Exercise prompt | Report the number of lines in the entries below that include the word "kind", and nothing else.

Material to process |

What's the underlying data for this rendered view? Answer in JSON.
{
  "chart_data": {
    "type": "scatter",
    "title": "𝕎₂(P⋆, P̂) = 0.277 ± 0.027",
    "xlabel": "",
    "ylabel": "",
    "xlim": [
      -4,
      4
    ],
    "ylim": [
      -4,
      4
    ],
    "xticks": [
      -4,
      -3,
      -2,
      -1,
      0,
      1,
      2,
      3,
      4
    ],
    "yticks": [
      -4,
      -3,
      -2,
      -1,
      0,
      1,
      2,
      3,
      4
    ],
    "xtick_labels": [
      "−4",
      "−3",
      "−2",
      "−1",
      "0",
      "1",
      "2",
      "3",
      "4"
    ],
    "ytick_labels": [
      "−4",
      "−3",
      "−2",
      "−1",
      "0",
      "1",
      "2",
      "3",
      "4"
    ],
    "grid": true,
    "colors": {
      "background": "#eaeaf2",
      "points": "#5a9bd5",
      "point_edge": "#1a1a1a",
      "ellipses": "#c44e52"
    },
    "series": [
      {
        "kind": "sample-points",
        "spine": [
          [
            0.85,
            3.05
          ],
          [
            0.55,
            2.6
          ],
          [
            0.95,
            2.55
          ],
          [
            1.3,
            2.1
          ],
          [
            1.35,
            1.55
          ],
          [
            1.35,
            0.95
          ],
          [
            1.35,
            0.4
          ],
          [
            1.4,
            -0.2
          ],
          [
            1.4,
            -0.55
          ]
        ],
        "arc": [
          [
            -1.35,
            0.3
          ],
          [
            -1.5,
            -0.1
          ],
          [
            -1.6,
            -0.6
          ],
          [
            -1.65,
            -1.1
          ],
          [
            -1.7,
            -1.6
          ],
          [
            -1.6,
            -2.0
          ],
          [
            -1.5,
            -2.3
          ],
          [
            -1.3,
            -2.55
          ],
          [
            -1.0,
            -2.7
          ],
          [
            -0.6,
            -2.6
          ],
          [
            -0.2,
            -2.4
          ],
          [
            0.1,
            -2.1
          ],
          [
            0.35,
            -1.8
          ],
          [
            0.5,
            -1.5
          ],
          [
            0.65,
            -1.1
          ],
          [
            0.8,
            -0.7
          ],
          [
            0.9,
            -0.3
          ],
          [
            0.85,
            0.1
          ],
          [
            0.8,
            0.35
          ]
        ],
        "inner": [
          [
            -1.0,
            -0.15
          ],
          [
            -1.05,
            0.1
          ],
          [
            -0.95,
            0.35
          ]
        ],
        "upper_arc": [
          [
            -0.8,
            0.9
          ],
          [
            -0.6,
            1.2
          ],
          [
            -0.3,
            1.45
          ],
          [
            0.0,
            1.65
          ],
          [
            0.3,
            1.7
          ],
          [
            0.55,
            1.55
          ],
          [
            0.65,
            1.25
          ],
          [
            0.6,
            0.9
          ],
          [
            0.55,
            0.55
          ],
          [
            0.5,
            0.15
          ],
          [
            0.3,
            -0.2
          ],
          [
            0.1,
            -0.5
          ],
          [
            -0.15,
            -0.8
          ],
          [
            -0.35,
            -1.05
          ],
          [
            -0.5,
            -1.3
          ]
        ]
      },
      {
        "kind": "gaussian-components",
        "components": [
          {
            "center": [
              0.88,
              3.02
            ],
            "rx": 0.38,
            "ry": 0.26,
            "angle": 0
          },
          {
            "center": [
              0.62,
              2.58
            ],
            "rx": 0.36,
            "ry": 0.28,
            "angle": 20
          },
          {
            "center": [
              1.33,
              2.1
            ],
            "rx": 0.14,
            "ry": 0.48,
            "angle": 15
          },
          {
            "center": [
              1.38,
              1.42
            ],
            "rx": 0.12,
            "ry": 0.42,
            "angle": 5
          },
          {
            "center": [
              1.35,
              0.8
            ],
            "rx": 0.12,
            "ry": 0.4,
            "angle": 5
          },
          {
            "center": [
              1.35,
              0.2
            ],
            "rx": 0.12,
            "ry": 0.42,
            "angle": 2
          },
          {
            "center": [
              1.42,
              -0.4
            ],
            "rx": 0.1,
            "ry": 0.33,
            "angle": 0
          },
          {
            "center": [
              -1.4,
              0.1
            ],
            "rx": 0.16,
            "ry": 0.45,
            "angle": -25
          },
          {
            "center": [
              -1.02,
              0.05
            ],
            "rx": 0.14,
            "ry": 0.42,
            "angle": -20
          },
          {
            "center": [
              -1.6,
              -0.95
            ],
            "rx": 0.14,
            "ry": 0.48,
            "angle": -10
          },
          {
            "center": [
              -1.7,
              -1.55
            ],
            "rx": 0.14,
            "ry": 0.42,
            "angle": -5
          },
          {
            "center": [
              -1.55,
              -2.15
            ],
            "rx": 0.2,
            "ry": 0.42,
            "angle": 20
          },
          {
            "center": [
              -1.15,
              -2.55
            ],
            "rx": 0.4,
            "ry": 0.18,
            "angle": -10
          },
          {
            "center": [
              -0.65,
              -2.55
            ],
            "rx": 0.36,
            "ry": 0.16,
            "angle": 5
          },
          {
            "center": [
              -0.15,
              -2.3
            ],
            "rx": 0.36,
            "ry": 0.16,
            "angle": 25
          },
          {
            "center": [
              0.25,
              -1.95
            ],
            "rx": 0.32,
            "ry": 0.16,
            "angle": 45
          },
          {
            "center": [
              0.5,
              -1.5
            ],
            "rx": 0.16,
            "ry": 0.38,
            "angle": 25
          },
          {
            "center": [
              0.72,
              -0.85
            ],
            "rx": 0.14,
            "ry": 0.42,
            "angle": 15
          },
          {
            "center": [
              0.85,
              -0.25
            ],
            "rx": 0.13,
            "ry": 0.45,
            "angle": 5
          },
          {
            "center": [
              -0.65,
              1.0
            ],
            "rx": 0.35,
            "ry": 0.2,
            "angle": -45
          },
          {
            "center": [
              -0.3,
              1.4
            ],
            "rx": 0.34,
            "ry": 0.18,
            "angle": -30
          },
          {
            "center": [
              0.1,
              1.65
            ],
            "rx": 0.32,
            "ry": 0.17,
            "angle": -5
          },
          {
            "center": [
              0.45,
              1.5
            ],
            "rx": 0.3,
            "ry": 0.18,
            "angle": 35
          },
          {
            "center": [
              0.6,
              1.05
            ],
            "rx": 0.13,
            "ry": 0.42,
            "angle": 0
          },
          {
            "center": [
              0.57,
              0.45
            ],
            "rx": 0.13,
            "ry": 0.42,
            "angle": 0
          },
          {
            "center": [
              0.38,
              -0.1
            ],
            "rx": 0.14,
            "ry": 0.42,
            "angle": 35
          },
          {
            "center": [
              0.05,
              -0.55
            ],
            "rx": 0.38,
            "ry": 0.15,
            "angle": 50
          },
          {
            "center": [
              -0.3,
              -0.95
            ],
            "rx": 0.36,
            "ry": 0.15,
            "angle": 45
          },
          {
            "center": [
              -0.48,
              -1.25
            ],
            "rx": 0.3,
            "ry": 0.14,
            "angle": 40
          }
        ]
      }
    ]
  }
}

Output of the exercise | 2